Records contained in a dataset
——
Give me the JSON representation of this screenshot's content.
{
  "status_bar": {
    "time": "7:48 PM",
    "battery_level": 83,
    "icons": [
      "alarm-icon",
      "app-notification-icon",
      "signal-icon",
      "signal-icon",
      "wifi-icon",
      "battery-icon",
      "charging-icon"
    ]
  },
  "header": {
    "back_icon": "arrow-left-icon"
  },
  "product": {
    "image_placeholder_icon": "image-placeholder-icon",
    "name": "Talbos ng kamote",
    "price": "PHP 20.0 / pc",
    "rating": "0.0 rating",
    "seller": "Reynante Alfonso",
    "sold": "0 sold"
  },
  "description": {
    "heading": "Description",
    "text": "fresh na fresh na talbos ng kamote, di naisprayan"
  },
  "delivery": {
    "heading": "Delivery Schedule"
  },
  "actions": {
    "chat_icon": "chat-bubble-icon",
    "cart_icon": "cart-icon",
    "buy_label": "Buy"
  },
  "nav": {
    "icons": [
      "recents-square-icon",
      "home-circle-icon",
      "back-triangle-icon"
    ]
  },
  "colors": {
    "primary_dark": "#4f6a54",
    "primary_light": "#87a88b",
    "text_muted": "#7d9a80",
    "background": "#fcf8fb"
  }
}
——
→ **Work instructions**
Each line of the listing should be echoed back exactly.

→ **Final result**
Give me the JSON representation of this screenshot's content.
{
  "status_bar": {
    "time": "7:48 PM",
    "battery_level": 83,
    "icons": [
      "alarm-icon",
      "app-notification-icon",
      "signal-icon",
      "signal-icon",
      "wifi-icon",
      "battery-icon",
      "charging-icon"
    ]
  },
  "header": {
    "back_icon": "arrow-left-icon"
  },
  "product": {
    "image_placeholder_icon": "image-placeholder-icon",
    "name": "Talbos ng kamote",
    "price": "PHP 20.0 / pc",
    "rating": "0.0 rating",
    "seller": "Reynante Alfonso",
    "sold": "0 sold"
  },
  "description": {
    "heading": "Description",
    "text": "fresh na fresh na talbos ng kamote, di naisprayan"
  },
  "delivery": {
    "heading": "Delivery Schedule"
  },
  "actions": {
    "chat_icon": "chat-bubble-icon",
    "cart_icon": "cart-icon",
    "buy_label": "Buy"
  },
  "nav": {
    "icons": [
      "recents-square-icon",
      "home-circle-icon",
      "back-triangle-icon"
    ]
  },
  "colors": {
    "primary_dark": "#4f6a54",
    "primary_light": "#87a88b",
    "text_muted": "#7d9a80",
    "background": "#fcf8fb"
  }
}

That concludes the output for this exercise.